**Goal of the exercise**
Gather from the listing below each line that includes the word "high", and copy it.

Stored data:
══════════

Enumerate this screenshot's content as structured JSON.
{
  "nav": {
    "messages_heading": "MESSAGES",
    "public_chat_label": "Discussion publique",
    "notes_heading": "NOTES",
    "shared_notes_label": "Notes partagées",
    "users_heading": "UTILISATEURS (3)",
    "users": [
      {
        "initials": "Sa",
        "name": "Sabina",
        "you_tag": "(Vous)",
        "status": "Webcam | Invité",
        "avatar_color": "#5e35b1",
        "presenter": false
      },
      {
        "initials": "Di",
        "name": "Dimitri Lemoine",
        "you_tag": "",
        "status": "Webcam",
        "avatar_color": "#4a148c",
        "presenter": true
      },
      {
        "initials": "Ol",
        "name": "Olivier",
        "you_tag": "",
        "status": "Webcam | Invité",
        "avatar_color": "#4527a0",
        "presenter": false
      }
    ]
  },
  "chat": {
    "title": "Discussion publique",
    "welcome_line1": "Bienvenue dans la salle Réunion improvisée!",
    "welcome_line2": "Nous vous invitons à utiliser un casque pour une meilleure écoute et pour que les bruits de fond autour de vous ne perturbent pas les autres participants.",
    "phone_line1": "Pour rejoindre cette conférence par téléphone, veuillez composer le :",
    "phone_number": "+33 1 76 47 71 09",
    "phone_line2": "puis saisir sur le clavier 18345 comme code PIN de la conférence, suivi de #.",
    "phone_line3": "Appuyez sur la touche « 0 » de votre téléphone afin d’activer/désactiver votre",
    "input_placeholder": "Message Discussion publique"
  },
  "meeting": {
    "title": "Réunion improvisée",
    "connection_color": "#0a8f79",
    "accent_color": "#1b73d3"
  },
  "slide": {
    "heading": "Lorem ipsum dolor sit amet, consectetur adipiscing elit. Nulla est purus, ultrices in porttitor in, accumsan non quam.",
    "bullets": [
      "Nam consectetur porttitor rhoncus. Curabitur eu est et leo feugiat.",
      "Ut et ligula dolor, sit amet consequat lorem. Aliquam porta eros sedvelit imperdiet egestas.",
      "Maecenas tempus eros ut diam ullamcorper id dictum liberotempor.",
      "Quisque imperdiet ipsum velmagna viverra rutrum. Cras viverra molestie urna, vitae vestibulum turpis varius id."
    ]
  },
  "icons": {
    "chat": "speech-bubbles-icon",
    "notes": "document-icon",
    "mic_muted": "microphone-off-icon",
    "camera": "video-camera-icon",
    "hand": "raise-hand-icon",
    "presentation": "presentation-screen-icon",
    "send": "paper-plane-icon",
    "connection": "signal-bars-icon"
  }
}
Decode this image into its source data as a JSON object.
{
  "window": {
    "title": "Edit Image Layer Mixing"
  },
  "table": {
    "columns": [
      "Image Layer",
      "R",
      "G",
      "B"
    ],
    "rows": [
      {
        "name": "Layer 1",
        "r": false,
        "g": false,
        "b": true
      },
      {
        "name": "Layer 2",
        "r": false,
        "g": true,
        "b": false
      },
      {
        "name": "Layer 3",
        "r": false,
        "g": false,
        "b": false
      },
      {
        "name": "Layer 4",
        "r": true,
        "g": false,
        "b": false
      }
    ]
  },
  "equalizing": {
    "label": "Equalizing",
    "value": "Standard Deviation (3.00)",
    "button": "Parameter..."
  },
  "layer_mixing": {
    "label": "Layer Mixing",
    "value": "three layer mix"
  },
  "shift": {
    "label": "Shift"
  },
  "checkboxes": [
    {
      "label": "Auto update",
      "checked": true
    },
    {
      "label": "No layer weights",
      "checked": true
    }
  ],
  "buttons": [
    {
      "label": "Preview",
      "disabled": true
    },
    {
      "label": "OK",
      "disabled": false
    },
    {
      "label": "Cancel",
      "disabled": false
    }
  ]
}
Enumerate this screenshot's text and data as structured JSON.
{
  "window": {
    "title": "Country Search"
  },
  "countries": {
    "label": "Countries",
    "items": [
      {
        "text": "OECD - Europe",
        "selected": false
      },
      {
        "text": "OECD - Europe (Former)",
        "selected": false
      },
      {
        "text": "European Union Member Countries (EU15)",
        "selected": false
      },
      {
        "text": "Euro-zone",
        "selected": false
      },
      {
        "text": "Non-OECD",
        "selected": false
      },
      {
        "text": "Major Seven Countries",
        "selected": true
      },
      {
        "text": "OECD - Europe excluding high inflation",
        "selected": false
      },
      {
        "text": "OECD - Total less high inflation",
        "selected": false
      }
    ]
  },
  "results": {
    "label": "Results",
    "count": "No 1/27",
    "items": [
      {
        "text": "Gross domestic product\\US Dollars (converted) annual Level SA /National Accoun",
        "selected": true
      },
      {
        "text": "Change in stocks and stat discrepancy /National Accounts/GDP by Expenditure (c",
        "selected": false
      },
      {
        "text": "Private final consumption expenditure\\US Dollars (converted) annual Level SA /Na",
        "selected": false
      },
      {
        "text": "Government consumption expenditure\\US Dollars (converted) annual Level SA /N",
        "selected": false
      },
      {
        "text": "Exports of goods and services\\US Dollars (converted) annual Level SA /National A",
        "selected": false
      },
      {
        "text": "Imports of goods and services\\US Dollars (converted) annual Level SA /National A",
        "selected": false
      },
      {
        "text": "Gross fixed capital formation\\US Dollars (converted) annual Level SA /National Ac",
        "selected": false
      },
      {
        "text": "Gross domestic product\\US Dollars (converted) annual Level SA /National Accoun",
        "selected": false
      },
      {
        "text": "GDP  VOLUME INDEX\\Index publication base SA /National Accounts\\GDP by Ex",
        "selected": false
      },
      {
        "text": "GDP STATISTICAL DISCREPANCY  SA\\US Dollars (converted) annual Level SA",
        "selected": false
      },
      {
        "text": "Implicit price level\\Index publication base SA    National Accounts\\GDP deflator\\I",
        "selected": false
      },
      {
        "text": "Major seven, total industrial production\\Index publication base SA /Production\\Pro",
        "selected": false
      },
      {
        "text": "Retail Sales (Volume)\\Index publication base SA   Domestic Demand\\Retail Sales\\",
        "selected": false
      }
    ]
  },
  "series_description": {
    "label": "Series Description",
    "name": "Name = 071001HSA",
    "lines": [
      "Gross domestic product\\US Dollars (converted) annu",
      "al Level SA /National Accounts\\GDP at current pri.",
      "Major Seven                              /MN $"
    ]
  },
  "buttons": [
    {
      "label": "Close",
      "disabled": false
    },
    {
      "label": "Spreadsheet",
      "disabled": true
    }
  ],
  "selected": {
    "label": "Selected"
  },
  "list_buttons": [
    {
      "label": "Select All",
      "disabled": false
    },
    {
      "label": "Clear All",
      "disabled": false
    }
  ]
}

══════════

**Worked answer**
        "text": "OECD - Europe excluding high inflation",
        "text": "OECD - Total less high inflation",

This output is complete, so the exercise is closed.